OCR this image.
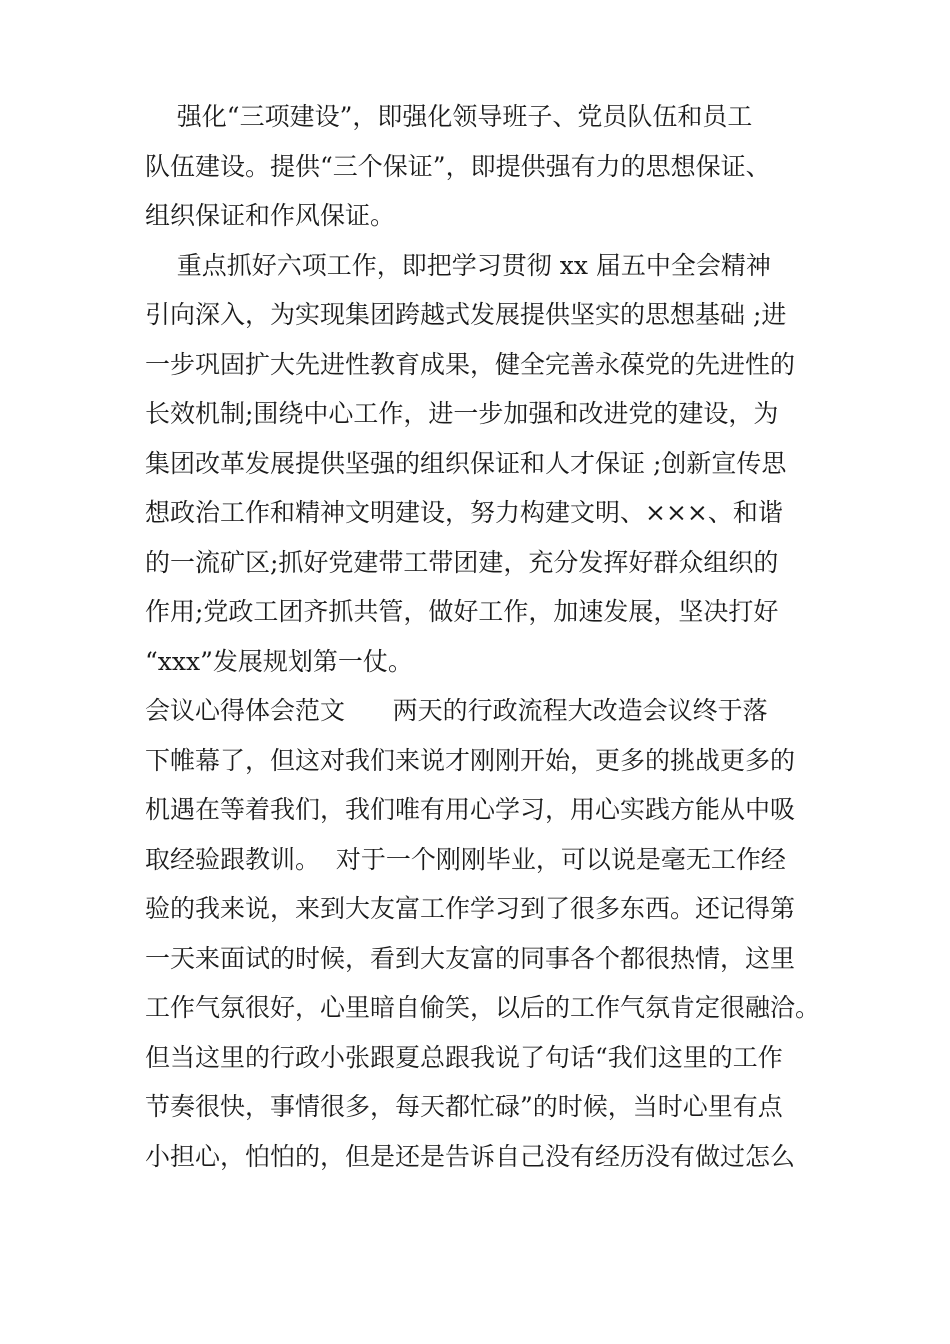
强化“三项建设”，即强化领导班子、党员队伍和员工
队伍建设。提供“三个保证”，即提供强有力的思想保证、
组织保证和作风保证。
重点抓好六项工作，即把学习贯彻 xx 届五中全会精神
引向深入，为实现集团跨越式发展提供坚实的思想基础 ;进
一步巩固扩大先进性教育成果，健全完善永葆党的先进性的
长效机制;围绕中心工作，进一步加强和改进党的建设，为
集团改革发展提供坚强的组织保证和人才保证 ;创新宣传思
想政治工作和精神文明建设，努力构建文明、×××、和谐
的一流矿区;抓好党建带工带团建，充分发挥好群众组织的
作用;党政工团齐抓共管，做好工作，加速发展，坚决打好
“xxx”发展规划第一仗。
会议心得体会范文      两天的行政流程大改造会议终于落
下帷幕了，但这对我们来说才刚刚开始，更多的挑战更多的
机遇在等着我们，我们唯有用心学习，用心实践方能从中吸
取经验跟教训。  对于一个刚刚毕业，可以说是毫无工作经
验的我来说，来到大友富工作学习到了很多东西。还记得第
一天来面试的时候，看到大友富的同事各个都很热情，这里
工作气氛很好，心里暗自偷笑，以后的工作气氛肯定很融洽。
但当这里的行政小张跟夏总跟我说了句话“我们这里的工作
节奏很快，事情很多，每天都忙碌”的时候，当时心里有点
小担心，怕怕的，但是还是告诉自己没有经历没有做过怎么
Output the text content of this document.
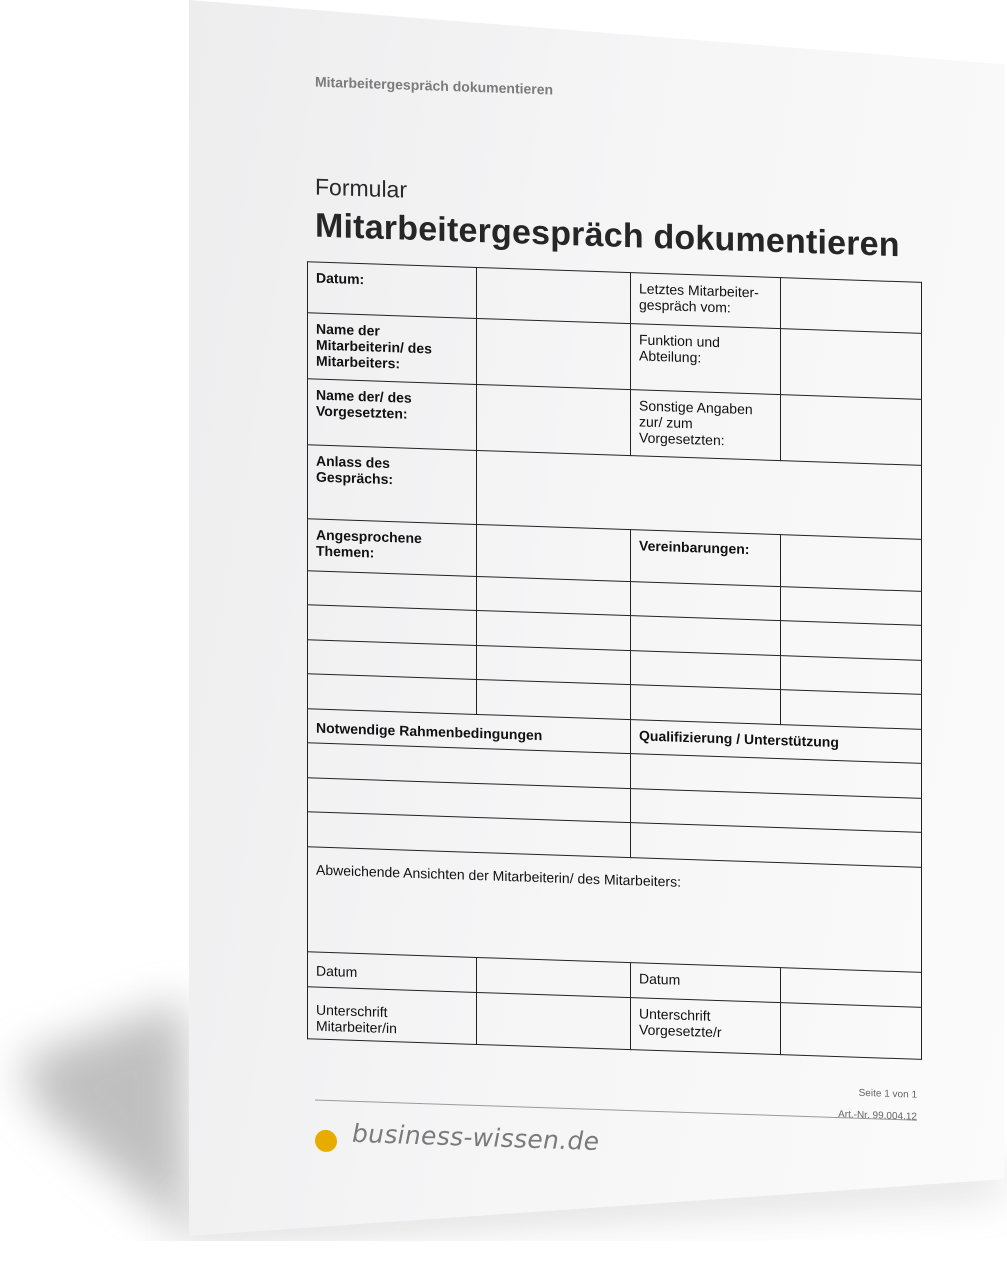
Mitarbeitergespräch dokumentieren
Formular
Mitarbeitergespräch dokumentieren
Datum:		Letztes Mitarbeiter-
gespräch vom:	
Name der
Mitarbeiterin/ des
Mitarbeiters:		Funktion und
Abteilung:	
Name der/ des
Vorgesetzten:		Sonstige Angaben
zur/ zum
Vorgesetzten:	
Anlass des
Gesprächs:			
Angesprochene
Themen:		Vereinbarungen:	

Notwendige Rahmenbedingungen		Qualifizierung / Unterstützung	

Abweichende Ansichten der Mitarbeiterin/ des Mitarbeiters:			
Datum		Datum	
Unterschrift
Mitarbeiter/in		Unterschrift
Vorgesetzte/r	
Seite 1 von 1
Art.-Nr. 99.004.12
business-wissen.de
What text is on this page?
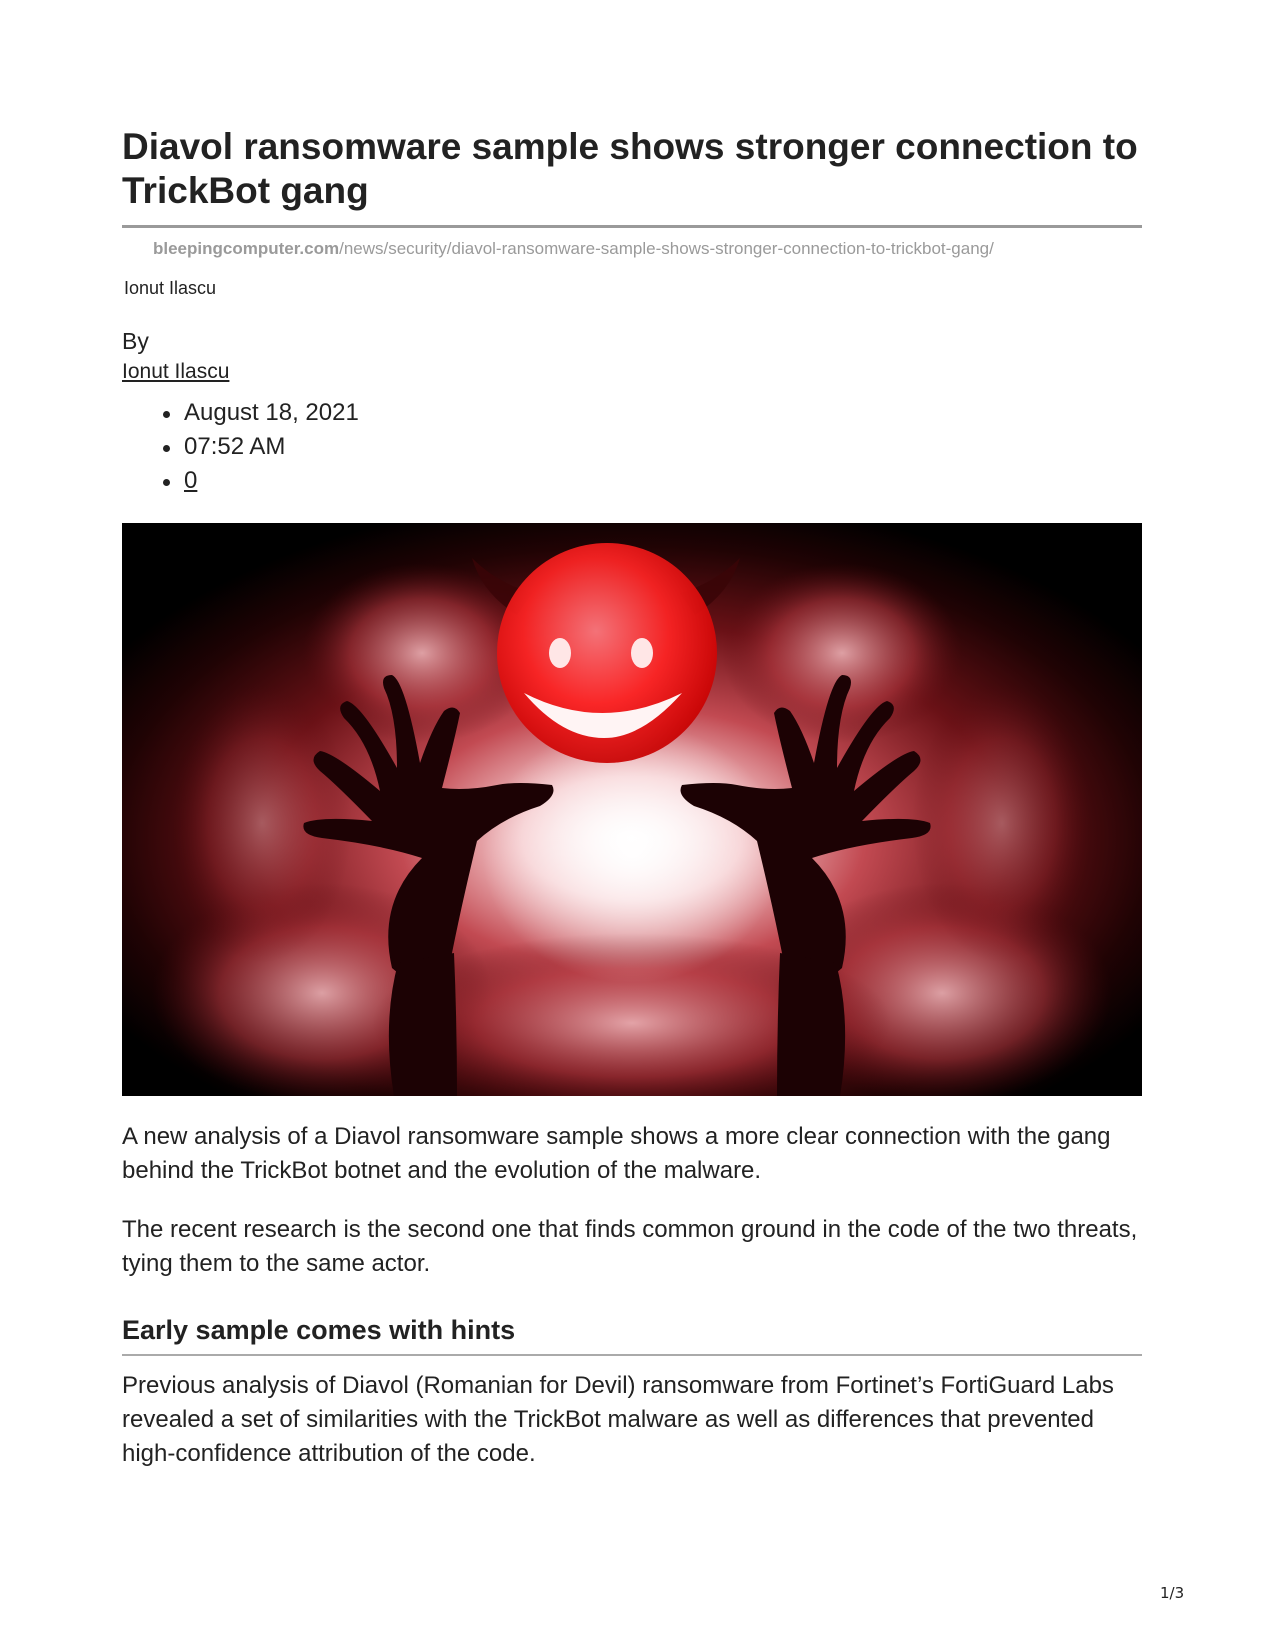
Diavol ransomware sample shows stronger connection to TrickBot gang
bleepingcomputer.com/news/security/diavol-ransomware-sample-shows-stronger-connection-to-trickbot-gang/
Ionut Ilascu
By
Ionut Ilascu
August 18, 2021
07:52 AM
0

A new analysis of a Diavol ransomware sample shows a more clear connection with the gang behind the TrickBot botnet and the evolution of the malware.

The recent research is the second one that finds common ground in the code of the two threats, tying them to the same actor.

Early sample comes with hints

Previous analysis of Diavol (Romanian for Devil) ransomware from Fortinet’s FortiGuard Labs revealed a set of similarities with the TrickBot malware as well as differences that prevented high-confidence attribution of the code.

1/3
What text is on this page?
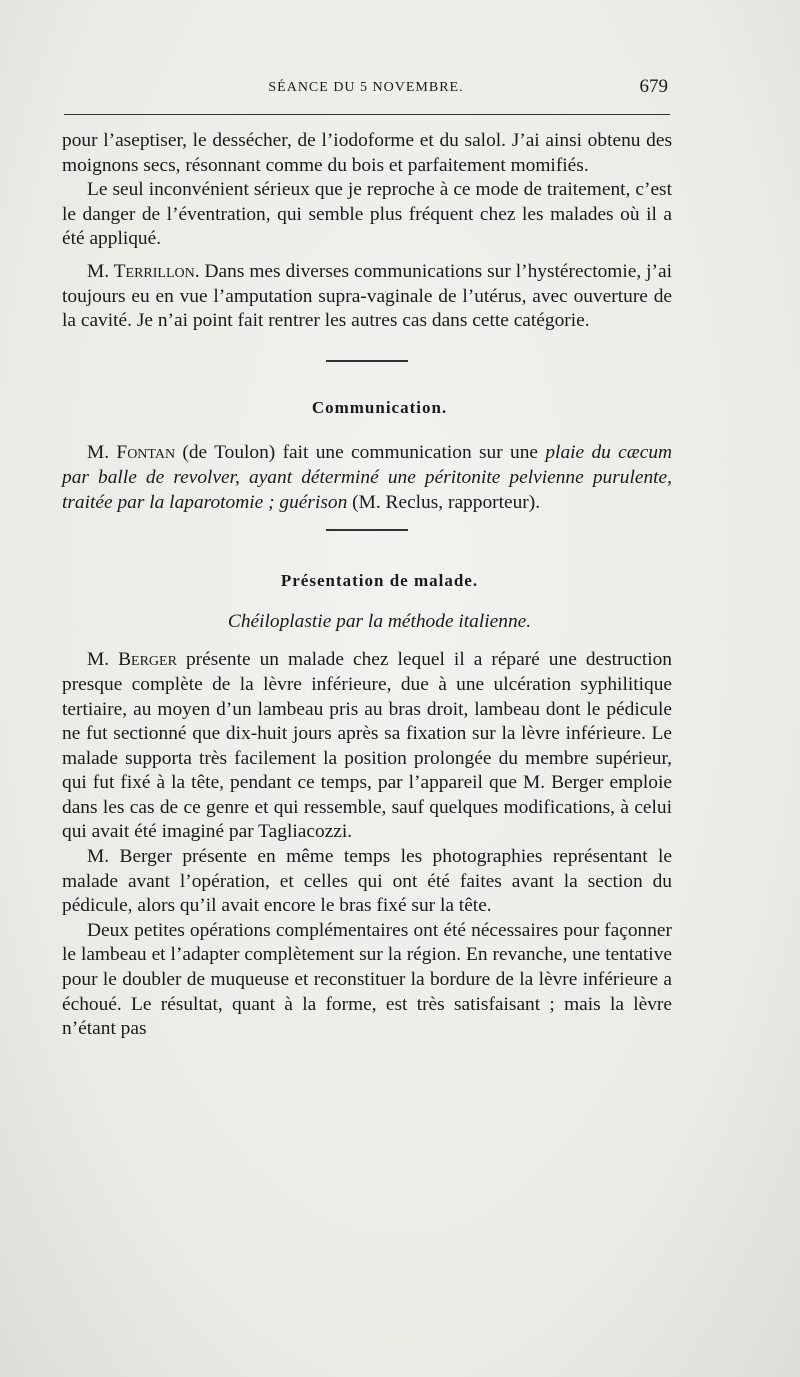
SÉANCE DU 5 NOVEMBRE.	679

pour l’aseptiser, le dessécher, de l’iodoforme et du salol. J’ai ainsi obtenu des moignons secs, résonnant comme du bois et parfaitement momifiés.

Le seul inconvénient sérieux que je reproche à ce mode de traitement, c’est le danger de l’éventration, qui semble plus fréquent chez les malades où il a été appliqué.

M. Terrillon. Dans mes diverses communications sur l’hystérectomie, j’ai toujours eu en vue l’amputation supra-vaginale de l’utérus, avec ouverture de la cavité. Je n’ai point fait rentrer les autres cas dans cette catégorie.

Communication.

M. Fontan (de Toulon) fait une communication sur une plaie du cæcum par balle de revolver, ayant déterminé une péritonite pelvienne purulente, traitée par la laparotomie ; guérison (M. Reclus, rapporteur).

Présentation de malade.

Chéiloplastie par la méthode italienne.

M. Berger présente un malade chez lequel il a réparé une destruction presque complète de la lèvre inférieure, due à une ulcération syphilitique tertiaire, au moyen d’un lambeau pris au bras droit, lambeau dont le pédicule ne fut sectionné que dix-huit jours après sa fixation sur la lèvre inférieure. Le malade supporta très facilement la position prolongée du membre supérieur, qui fut fixé à la tête, pendant ce temps, par l’appareil que M. Berger emploie dans les cas de ce genre et qui ressemble, sauf quelques modifications, à celui qui avait été imaginé par Tagliacozzi.

M. Berger présente en même temps les photographies représentant le malade avant l’opération, et celles qui ont été faites avant la section du pédicule, alors qu’il avait encore le bras fixé sur la tête.

Deux petites opérations complémentaires ont été nécessaires pour façonner le lambeau et l’adapter complètement sur la région. En revanche, une tentative pour le doubler de muqueuse et reconstituer la bordure de la lèvre inférieure a échoué. Le résultat, quant à la forme, est très satisfaisant ; mais la lèvre n’étant pas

= EXERCISE INSTRUCTIONS =
Copy each line of the entries that includes the word "code".

= RESULT OF THIS EXERCISE =
The recent research is the second one that finds common ground in the code of the two threats, tying them to the same actor.
Previous analysis of Diavol (Romanian for Devil) ransomware from Fortinet’s FortiGuard Labs revealed a set of similarities with the TrickBot malware as well as differences that prevented high-confidence attribution of the code.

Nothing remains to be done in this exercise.